--- WORK INSTRUCTIONS ---
From the records below, copy every line that contains the word "Classification".

______

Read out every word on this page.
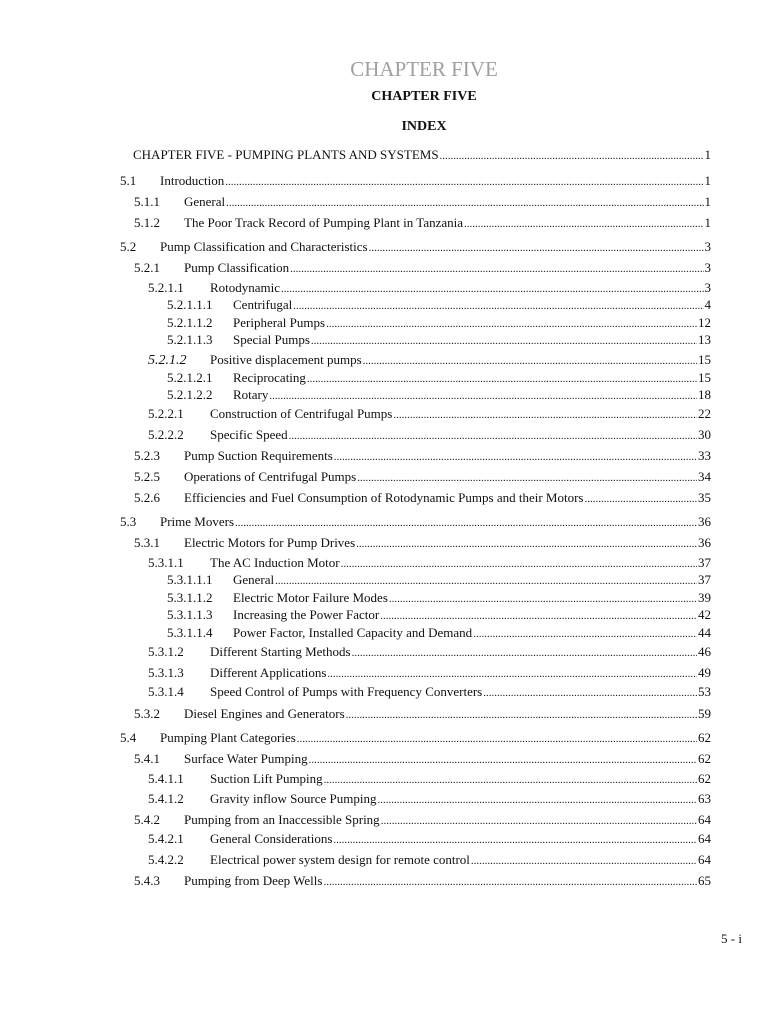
CHAPTER FIVE
CHAPTER FIVE
INDEX
CHAPTER FIVE - PUMPING PLANTS AND SYSTEMS .....	1
5.1	Introduction .....	1
5.1.1	General .....	1
5.1.2	The Poor Track Record of Pumping Plant in Tanzania .....	1
5.2	Pump Classification and Characteristics .....	3
5.2.1	Pump Classification .....	3
5.2.1.1	Rotodynamic .....	3
5.2.1.1.1	Centrifugal .....	4
5.2.1.1.2	Peripheral Pumps .....	12
5.2.1.1.3	Special Pumps .....	13
5.2.1.2	Positive displacement pumps .....	15
5.2.1.2.1	Reciprocating .....	15
5.2.1.2.2	Rotary .....	18
5.2.2.1	Construction of Centrifugal Pumps .....	22
5.2.2.2	Specific Speed .....	30
5.2.3	Pump Suction Requirements .....	33
5.2.5	Operations of Centrifugal Pumps .....	34
5.2.6	Efficiencies and Fuel Consumption of Rotodynamic Pumps and their Motors .....	35
5.3	Prime Movers .....	36
5.3.1	Electric Motors for Pump Drives .....	36
5.3.1.1	The AC Induction Motor .....	37
5.3.1.1.1	General .....	37
5.3.1.1.2	Electric Motor Failure Modes .....	39
5.3.1.1.3	Increasing the Power Factor .....	42
5.3.1.1.4	Power Factor, Installed Capacity and Demand .....	44
5.3.1.2	Different Starting Methods .....	46
5.3.1.3	Different Applications .....	49
5.3.1.4	Speed Control of Pumps with Frequency Converters .....	53
5.3.2	Diesel Engines and Generators .....	59
5.4	Pumping Plant Categories .....	62
5.4.1	Surface Water Pumping .....	62
5.4.1.1	Suction Lift Pumping .....	62
5.4.1.2	Gravity inflow Source Pumping .....	63
5.4.2	Pumping from an Inaccessible Spring .....	64
5.4.2.1	General Considerations .....	64
5.4.2.2	Electrical power system design for remote control .....	64
5.4.3	Pumping from Deep Wells .....	65
5 - i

______

--- SOLUTION ---
5.2	Pump Classification and Characteristics .....	3
5.2.1	Pump Classification .....	3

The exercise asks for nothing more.